Aim of the exercise - Look through the records below, and copy out every line that holds the string "page".

(Items listed in a dataset)
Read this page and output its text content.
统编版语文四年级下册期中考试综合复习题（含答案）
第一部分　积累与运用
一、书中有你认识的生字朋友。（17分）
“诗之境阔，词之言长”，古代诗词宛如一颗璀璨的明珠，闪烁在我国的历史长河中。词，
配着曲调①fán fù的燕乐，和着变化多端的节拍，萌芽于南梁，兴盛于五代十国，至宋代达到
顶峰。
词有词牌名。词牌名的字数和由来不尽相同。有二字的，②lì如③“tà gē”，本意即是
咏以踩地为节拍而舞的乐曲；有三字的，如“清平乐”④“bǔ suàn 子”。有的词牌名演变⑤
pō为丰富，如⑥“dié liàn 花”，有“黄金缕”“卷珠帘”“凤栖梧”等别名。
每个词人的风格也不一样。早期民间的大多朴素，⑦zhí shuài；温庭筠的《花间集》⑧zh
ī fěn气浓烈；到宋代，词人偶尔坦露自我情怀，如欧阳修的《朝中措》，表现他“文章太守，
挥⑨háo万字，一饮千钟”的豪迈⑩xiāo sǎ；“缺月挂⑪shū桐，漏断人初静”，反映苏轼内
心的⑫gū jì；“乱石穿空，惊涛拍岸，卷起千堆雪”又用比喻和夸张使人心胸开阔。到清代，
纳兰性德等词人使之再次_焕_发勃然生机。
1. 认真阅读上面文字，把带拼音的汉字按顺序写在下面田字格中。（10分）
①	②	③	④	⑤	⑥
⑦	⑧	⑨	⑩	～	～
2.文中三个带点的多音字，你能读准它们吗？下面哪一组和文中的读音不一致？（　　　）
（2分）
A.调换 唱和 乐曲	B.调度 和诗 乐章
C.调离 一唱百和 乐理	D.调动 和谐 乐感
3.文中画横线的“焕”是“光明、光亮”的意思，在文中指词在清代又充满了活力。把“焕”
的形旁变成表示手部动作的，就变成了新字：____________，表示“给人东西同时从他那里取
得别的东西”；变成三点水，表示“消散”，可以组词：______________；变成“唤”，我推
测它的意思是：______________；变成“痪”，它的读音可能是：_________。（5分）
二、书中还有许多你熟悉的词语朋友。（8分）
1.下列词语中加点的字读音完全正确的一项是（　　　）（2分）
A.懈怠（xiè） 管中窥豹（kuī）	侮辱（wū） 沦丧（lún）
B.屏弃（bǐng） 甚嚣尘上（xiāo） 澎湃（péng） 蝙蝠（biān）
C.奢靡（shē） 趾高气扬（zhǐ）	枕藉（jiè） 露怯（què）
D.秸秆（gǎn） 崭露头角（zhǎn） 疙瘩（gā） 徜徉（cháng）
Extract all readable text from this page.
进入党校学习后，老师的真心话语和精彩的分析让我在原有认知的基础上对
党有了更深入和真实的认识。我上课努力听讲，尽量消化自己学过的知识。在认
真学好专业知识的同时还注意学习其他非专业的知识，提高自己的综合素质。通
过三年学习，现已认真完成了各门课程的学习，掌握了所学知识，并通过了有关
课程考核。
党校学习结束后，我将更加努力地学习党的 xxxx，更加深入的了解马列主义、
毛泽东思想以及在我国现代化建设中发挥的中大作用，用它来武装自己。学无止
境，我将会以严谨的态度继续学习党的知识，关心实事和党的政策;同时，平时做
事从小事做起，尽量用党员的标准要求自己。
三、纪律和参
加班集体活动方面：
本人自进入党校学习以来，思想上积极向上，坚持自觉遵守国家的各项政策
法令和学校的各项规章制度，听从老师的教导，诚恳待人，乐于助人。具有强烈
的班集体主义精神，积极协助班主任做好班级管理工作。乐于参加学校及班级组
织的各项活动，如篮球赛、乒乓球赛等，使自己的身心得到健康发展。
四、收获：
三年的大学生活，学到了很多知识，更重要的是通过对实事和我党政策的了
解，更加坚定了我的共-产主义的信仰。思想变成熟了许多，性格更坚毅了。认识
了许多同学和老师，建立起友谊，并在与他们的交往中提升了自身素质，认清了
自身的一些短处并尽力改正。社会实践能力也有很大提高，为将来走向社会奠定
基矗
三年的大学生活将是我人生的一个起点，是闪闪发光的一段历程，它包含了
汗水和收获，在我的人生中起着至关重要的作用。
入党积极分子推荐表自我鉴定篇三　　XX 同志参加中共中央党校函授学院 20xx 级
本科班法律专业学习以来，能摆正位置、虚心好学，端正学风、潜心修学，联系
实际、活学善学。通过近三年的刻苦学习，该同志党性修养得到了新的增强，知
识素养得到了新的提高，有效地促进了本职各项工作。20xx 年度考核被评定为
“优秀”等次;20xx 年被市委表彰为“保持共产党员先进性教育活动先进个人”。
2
--
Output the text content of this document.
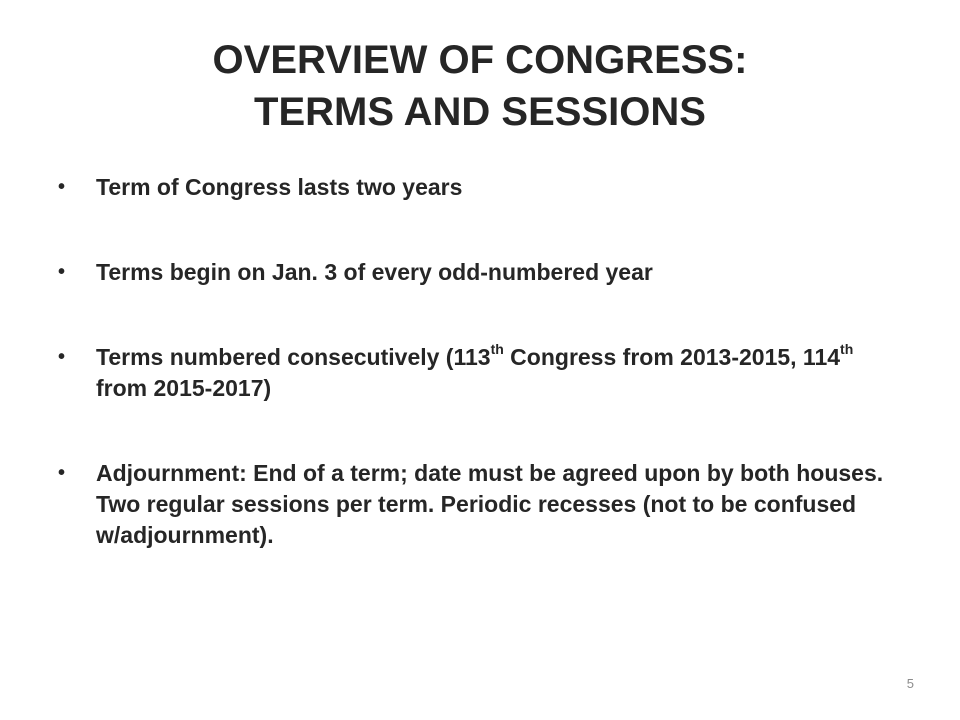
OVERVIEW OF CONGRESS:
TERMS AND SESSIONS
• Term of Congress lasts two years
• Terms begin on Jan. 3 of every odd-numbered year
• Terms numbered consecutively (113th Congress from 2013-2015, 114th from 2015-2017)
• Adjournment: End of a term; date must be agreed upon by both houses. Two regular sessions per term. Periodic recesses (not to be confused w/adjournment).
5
==
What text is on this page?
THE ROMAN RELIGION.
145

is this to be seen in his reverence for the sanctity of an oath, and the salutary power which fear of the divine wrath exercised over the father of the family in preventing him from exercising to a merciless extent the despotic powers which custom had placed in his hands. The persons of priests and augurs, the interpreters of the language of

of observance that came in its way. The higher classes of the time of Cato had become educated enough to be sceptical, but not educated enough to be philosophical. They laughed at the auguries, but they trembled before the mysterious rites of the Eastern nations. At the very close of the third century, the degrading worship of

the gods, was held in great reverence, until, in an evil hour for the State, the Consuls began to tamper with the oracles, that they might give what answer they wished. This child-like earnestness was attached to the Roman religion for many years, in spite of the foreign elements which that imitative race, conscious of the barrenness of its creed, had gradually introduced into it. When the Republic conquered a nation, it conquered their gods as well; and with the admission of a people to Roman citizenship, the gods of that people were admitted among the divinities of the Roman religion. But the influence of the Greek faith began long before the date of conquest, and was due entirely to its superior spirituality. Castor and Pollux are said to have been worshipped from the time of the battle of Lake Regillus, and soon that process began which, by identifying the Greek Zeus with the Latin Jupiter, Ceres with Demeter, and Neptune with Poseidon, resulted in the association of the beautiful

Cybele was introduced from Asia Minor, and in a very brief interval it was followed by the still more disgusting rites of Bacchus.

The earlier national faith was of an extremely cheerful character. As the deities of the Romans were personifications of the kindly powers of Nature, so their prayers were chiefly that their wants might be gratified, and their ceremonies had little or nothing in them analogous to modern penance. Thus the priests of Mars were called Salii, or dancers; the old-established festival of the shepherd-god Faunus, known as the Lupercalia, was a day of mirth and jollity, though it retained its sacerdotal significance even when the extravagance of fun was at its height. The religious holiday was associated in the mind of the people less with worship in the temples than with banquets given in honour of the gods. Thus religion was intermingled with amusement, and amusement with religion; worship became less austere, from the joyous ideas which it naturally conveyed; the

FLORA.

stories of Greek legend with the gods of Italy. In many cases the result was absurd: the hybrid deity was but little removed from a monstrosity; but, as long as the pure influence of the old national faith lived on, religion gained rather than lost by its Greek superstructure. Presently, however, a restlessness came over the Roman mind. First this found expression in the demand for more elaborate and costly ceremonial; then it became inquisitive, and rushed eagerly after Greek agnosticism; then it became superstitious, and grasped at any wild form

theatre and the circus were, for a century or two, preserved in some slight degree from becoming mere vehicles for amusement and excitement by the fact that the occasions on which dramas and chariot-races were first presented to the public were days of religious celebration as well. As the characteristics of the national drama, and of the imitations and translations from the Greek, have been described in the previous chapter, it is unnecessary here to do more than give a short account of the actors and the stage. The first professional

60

Task solution -
Read this page and output its text content.
Extract all readable text from this page.
What text is on this page?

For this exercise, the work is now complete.